◆ EXERCISE DIRECTIONS
Examine the material below. Gather every line in which the string "cases" appears.

Records contained in a dataset:
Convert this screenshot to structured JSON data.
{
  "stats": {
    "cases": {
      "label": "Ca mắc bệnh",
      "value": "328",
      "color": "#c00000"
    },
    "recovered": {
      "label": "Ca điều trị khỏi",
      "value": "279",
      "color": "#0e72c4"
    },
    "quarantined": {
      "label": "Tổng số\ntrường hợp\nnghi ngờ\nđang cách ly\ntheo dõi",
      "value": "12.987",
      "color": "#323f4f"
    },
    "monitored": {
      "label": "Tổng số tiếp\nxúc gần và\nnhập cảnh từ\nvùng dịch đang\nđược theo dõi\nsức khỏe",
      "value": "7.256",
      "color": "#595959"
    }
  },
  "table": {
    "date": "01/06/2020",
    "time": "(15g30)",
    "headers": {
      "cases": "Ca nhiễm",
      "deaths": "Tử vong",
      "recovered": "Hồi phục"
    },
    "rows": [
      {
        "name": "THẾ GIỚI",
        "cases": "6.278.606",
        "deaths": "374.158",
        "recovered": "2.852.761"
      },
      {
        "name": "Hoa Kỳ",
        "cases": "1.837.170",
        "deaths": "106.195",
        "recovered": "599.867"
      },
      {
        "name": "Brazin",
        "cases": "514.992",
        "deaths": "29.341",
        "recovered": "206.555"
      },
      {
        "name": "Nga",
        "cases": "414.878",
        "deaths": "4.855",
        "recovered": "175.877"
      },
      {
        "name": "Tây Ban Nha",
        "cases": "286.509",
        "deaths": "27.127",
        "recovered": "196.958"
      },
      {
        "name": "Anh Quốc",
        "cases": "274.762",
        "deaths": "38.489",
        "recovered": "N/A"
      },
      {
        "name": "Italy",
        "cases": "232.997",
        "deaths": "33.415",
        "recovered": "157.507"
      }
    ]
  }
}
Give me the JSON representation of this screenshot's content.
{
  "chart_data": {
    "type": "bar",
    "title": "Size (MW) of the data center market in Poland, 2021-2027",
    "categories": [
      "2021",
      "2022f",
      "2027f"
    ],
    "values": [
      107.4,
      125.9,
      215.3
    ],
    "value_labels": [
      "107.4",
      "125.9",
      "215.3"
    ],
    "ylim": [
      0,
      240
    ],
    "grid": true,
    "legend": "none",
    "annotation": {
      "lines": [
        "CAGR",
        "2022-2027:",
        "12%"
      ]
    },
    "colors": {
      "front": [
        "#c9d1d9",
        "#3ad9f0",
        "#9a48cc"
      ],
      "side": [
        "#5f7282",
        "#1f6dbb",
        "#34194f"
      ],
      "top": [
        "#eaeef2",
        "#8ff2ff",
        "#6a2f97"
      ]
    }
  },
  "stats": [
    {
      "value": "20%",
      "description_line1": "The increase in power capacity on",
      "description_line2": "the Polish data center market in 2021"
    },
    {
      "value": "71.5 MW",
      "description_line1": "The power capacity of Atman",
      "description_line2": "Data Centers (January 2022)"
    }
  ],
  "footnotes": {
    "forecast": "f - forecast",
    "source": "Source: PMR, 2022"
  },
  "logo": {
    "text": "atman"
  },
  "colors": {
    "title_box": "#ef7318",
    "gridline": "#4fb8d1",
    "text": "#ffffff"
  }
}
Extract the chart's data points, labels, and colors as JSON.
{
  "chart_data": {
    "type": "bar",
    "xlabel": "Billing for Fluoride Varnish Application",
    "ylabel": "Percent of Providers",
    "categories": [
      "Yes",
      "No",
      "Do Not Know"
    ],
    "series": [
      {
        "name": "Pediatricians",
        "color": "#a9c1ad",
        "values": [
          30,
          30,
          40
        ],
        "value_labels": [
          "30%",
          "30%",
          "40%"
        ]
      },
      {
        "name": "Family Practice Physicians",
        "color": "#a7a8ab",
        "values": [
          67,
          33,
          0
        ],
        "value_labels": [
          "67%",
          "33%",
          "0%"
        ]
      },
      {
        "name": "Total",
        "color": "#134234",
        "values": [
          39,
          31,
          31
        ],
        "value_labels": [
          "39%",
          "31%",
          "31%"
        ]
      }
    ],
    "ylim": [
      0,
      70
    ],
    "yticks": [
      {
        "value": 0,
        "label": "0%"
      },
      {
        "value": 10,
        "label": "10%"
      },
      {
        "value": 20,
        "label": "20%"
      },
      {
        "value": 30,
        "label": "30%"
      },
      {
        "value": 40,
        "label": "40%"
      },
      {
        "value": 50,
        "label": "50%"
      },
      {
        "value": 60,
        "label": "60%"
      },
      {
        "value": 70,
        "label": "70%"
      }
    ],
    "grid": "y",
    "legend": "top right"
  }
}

◆ SOLVED EXERCISE
    "cases": {
      "cases": "Ca nhiễm",
        "cases": "6.278.606",
        "cases": "1.837.170",
        "cases": "514.992",
        "cases": "414.878",
        "cases": "286.509",
        "cases": "274.762",
        "cases": "232.997",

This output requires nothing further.